Stored data:

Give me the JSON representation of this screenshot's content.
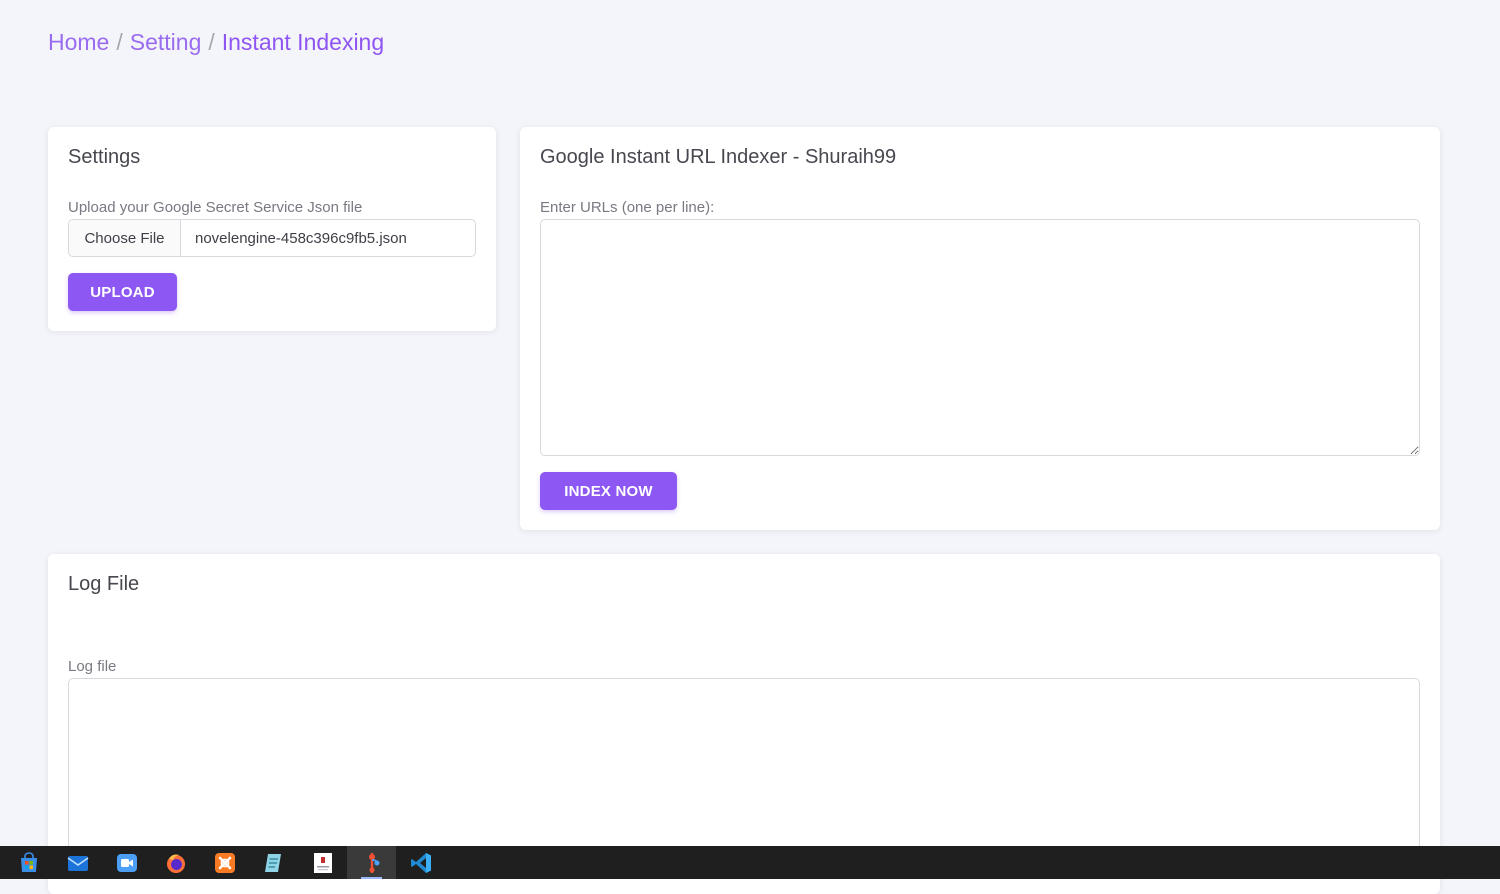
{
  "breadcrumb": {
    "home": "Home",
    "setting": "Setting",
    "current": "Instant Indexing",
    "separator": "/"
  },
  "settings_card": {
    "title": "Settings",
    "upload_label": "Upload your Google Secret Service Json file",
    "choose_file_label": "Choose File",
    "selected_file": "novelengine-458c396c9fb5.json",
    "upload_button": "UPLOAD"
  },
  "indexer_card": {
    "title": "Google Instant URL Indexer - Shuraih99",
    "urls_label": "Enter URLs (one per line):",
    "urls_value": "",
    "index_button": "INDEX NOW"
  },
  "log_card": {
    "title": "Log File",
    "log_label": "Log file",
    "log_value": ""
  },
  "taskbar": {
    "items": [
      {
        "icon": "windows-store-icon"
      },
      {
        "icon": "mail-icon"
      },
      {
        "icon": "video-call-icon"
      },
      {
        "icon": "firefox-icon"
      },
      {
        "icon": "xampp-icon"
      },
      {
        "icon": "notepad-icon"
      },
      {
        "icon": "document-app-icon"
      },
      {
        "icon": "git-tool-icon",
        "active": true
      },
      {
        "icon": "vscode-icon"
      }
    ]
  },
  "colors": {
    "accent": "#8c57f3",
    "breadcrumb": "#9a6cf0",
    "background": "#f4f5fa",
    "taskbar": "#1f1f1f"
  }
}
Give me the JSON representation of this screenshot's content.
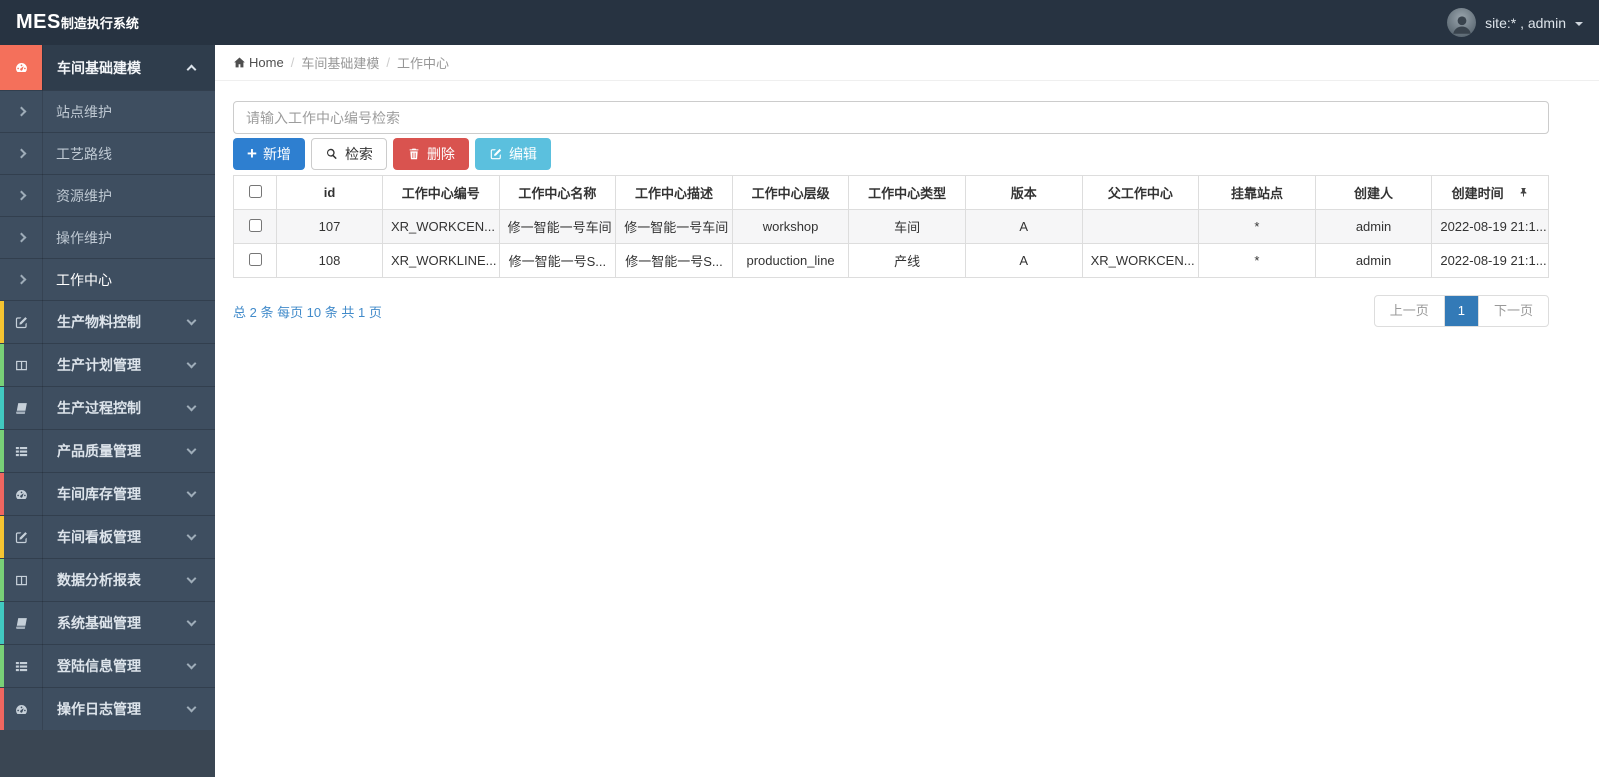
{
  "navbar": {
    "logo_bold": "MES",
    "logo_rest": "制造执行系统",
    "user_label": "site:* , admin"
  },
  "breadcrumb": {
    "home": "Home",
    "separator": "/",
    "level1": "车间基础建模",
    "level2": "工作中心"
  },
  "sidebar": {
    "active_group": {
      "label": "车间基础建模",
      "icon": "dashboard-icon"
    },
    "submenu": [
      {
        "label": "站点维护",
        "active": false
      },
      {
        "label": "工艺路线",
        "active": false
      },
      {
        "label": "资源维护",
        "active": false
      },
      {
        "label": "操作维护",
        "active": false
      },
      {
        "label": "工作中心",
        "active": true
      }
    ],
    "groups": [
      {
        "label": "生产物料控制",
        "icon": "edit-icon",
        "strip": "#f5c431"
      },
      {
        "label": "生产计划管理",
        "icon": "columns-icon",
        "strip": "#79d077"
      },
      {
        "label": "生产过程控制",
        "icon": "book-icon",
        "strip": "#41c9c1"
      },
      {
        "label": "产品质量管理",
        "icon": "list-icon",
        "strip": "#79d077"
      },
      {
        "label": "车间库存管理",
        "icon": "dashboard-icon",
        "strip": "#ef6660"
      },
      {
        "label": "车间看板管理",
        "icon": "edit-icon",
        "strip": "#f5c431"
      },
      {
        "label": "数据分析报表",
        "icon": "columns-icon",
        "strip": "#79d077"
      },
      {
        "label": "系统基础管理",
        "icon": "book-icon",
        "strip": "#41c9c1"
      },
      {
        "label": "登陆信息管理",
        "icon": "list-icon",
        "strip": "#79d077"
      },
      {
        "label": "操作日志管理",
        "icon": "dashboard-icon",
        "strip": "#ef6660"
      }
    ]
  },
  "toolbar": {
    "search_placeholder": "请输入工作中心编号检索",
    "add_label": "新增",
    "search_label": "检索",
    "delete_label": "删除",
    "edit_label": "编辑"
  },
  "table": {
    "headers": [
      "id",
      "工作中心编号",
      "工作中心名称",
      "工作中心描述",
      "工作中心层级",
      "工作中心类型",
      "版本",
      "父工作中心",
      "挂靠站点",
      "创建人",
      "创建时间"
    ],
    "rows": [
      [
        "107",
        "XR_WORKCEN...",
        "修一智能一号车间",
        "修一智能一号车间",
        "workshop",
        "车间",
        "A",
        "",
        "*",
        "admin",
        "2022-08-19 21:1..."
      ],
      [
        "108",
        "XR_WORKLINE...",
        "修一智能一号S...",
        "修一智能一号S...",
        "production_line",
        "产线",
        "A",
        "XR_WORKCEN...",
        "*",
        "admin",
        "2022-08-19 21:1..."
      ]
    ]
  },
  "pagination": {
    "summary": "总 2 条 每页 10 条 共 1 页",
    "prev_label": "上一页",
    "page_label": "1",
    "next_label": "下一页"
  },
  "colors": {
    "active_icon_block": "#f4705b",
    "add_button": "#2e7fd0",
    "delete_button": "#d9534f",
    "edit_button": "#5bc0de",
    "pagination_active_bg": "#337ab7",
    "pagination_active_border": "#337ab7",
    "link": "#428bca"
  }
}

Your goal: Pictures stay out of the copy; please restate every record above exactly.

Expected answer:
Give me the JSON representation of this screenshot's content.
{
  "breadcrumb": {
    "home": "Home",
    "setting": "Setting",
    "current": "Instant Indexing",
    "separator": "/"
  },
  "settings_card": {
    "title": "Settings",
    "upload_label": "Upload your Google Secret Service Json file",
    "choose_file_label": "Choose File",
    "selected_file": "novelengine-458c396c9fb5.json",
    "upload_button": "UPLOAD"
  },
  "indexer_card": {
    "title": "Google Instant URL Indexer - Shuraih99",
    "urls_label": "Enter URLs (one per line):",
    "urls_value": "",
    "index_button": "INDEX NOW"
  },
  "log_card": {
    "title": "Log File",
    "log_label": "Log file",
    "log_value": ""
  },
  "taskbar": {
    "items": [
      {
        "icon": "windows-store-icon"
      },
      {
        "icon": "mail-icon"
      },
      {
        "icon": "video-call-icon"
      },
      {
        "icon": "firefox-icon"
      },
      {
        "icon": "xampp-icon"
      },
      {
        "icon": "notepad-icon"
      },
      {
        "icon": "document-app-icon"
      },
      {
        "icon": "git-tool-icon",
        "active": true
      },
      {
        "icon": "vscode-icon"
      }
    ]
  },
  "colors": {
    "accent": "#8c57f3",
    "breadcrumb": "#9a6cf0",
    "background": "#f4f5fa",
    "taskbar": "#1f1f1f"
  }
}
Give me the JSON representation of this screenshot's content.
{
  "navbar": {
    "logo_bold": "MES",
    "logo_rest": "制造执行系统",
    "user_label": "site:* , admin"
  },
  "breadcrumb": {
    "home": "Home",
    "separator": "/",
    "level1": "车间基础建模",
    "level2": "工作中心"
  },
  "sidebar": {
    "active_group": {
      "label": "车间基础建模",
      "icon": "dashboard-icon"
    },
    "submenu": [
      {
        "label": "站点维护",
        "active": false
      },
      {
        "label": "工艺路线",
        "active": false
      },
      {
        "label": "资源维护",
        "active": false
      },
      {
        "label": "操作维护",
        "active": false
      },
      {
        "label": "工作中心",
        "active": true
      }
    ],
    "groups": [
      {
        "label": "生产物料控制",
        "icon": "edit-icon",
        "strip": "#f5c431"
      },
      {
        "label": "生产计划管理",
        "icon": "columns-icon",
        "strip": "#79d077"
      },
      {
        "label": "生产过程控制",
        "icon": "book-icon",
        "strip": "#41c9c1"
      },
      {
        "label": "产品质量管理",
        "icon": "list-icon",
        "strip": "#79d077"
      },
      {
        "label": "车间库存管理",
        "icon": "dashboard-icon",
        "strip": "#ef6660"
      },
      {
        "label": "车间看板管理",
        "icon": "edit-icon",
        "strip": "#f5c431"
      },
      {
        "label": "数据分析报表",
        "icon": "columns-icon",
        "strip": "#79d077"
      },
      {
        "label": "系统基础管理",
        "icon": "book-icon",
        "strip": "#41c9c1"
      },
      {
        "label": "登陆信息管理",
        "icon": "list-icon",
        "strip": "#79d077"
      },
      {
        "label": "操作日志管理",
        "icon": "dashboard-icon",
        "strip": "#ef6660"
      }
    ]
  },
  "toolbar": {
    "search_placeholder": "请输入工作中心编号检索",
    "add_label": "新增",
    "search_label": "检索",
    "delete_label": "删除",
    "edit_label": "编辑"
  },
  "table": {
    "headers": [
      "id",
      "工作中心编号",
      "工作中心名称",
      "工作中心描述",
      "工作中心层级",
      "工作中心类型",
      "版本",
      "父工作中心",
      "挂靠站点",
      "创建人",
      "创建时间"
    ],
    "rows": [
      [
        "107",
        "XR_WORKCEN...",
        "修一智能一号车间",
        "修一智能一号车间",
        "workshop",
        "车间",
        "A",
        "",
        "*",
        "admin",
        "2022-08-19 21:1..."
      ],
      [
        "108",
        "XR_WORKLINE...",
        "修一智能一号S...",
        "修一智能一号S...",
        "production_line",
        "产线",
        "A",
        "XR_WORKCEN...",
        "*",
        "admin",
        "2022-08-19 21:1..."
      ]
    ]
  },
  "pagination": {
    "summary": "总 2 条 每页 10 条 共 1 页",
    "prev_label": "上一页",
    "page_label": "1",
    "next_label": "下一页"
  },
  "colors": {
    "active_icon_block": "#f4705b",
    "add_button": "#2e7fd0",
    "delete_button": "#d9534f",
    "edit_button": "#5bc0de",
    "pagination_active_bg": "#337ab7",
    "pagination_active_border": "#337ab7",
    "link": "#428bca"
  }
}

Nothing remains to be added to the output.